#### [What is needed]
Identify each line in the records below that contains the word "point", and copy it.

┄┄┄┄┄┄

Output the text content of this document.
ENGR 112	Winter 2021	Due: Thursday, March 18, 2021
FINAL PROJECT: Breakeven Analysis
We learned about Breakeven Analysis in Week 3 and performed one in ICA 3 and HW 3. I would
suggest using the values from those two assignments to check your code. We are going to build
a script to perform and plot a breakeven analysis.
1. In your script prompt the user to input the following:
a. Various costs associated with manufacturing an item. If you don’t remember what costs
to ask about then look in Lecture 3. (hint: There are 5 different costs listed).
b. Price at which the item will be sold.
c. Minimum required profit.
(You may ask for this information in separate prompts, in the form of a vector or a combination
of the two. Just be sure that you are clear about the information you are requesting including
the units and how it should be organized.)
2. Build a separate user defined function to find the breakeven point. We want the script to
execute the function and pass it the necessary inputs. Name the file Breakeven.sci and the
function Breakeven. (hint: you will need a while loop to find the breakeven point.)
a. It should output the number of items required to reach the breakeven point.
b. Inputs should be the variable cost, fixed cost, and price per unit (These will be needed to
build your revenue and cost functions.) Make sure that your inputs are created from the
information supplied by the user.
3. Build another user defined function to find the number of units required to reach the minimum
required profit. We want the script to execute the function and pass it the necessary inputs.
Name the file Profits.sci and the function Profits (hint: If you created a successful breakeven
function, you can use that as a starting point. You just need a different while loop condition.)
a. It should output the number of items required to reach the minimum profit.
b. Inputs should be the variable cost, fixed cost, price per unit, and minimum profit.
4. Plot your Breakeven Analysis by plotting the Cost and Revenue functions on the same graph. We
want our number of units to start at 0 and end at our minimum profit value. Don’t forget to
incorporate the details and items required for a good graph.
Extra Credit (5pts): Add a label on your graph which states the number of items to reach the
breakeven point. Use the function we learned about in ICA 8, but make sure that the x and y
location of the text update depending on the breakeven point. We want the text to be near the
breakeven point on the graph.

┄┄┄┄┄┄

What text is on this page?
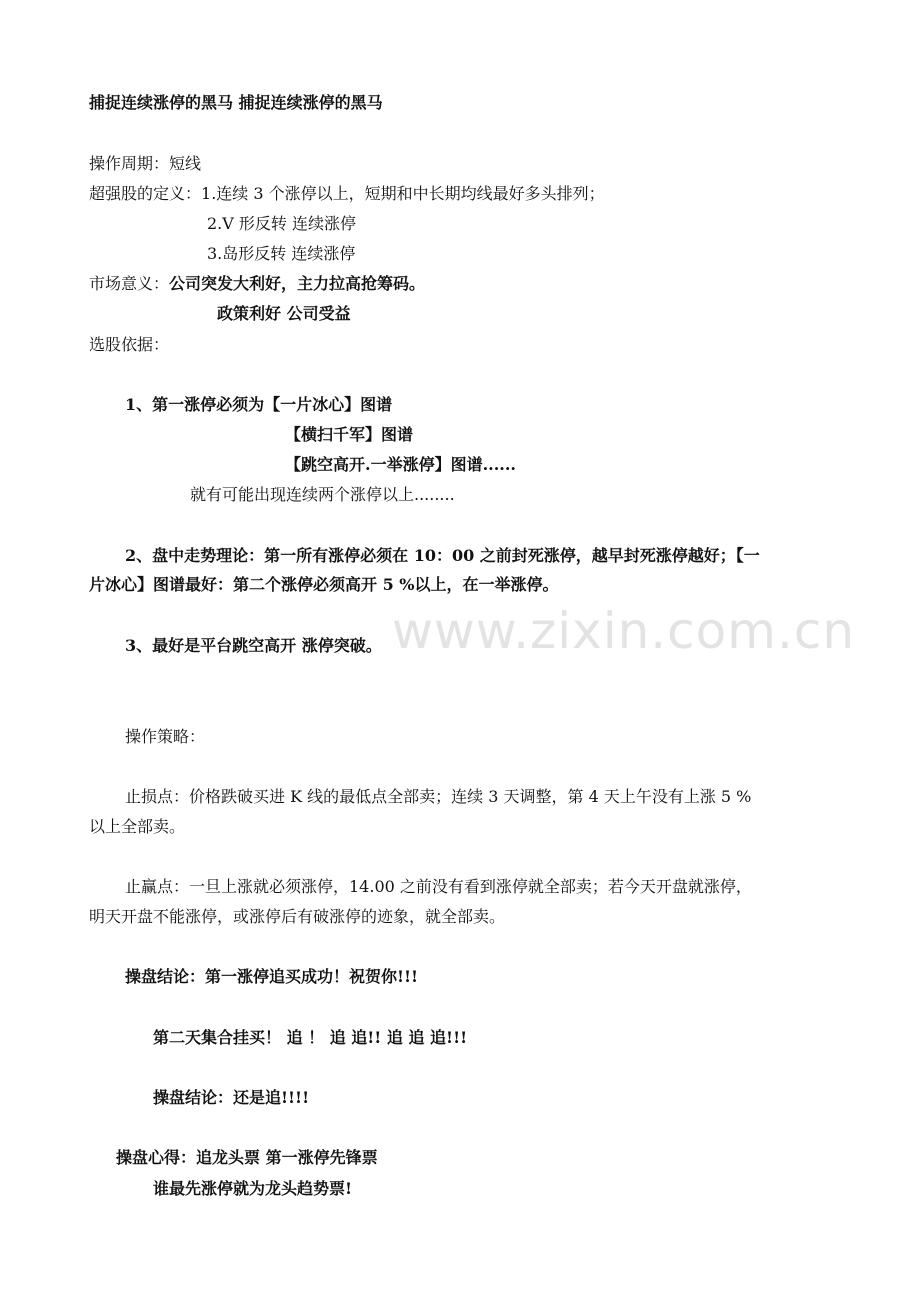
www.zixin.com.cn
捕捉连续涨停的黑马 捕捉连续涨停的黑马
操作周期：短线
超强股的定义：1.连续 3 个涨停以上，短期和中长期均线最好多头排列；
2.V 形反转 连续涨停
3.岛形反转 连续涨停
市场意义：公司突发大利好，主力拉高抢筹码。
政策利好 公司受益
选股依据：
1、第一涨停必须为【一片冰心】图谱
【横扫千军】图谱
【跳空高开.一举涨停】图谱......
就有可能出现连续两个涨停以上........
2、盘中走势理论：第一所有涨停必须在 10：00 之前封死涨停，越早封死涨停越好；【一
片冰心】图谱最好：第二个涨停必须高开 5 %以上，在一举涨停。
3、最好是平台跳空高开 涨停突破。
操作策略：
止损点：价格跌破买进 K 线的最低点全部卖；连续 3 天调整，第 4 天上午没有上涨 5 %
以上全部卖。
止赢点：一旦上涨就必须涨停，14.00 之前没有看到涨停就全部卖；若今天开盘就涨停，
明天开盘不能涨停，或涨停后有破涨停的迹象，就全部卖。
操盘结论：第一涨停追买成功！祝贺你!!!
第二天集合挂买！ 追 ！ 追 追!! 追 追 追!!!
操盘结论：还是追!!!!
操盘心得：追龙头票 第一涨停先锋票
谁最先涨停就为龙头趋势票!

┄┄┄┄┄┄

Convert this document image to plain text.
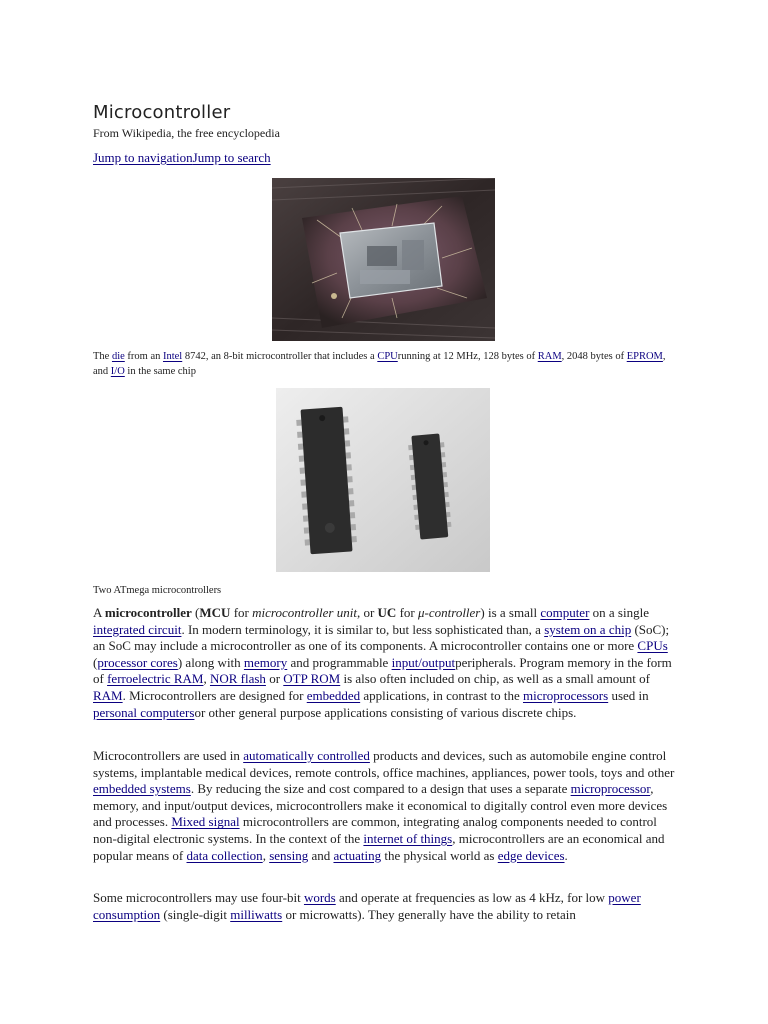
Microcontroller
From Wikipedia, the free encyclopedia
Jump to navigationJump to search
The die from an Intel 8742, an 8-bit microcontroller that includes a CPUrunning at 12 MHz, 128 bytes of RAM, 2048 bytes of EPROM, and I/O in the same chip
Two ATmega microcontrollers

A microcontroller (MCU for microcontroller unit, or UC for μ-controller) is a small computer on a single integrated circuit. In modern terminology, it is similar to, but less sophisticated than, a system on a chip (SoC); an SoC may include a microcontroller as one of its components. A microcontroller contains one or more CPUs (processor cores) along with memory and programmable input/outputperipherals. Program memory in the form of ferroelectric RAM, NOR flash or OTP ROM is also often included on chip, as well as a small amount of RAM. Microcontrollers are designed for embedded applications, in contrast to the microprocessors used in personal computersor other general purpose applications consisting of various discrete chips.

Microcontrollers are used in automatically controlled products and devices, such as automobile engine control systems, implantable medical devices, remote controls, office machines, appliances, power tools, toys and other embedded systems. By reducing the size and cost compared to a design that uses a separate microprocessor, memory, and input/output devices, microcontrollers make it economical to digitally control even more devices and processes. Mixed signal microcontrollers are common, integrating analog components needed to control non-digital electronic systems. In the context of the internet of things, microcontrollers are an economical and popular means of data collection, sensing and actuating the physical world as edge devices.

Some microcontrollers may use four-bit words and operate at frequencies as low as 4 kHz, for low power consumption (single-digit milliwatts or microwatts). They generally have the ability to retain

┄┄┄┄┄┄

#### [Solved problem]
2. Build a separate user defined function to find the breakeven point. We want the script to
function Breakeven. (hint: you will need a while loop to find the breakeven point.)
a. It should output the number of items required to reach the breakeven point.
function, you can use that as a starting point. You just need a different while loop condition.)
breakeven point. Use the function we learned about in ICA 8, but make sure that the x and y
location of the text update depending on the breakeven point. We want the text to be near the
breakeven point on the graph.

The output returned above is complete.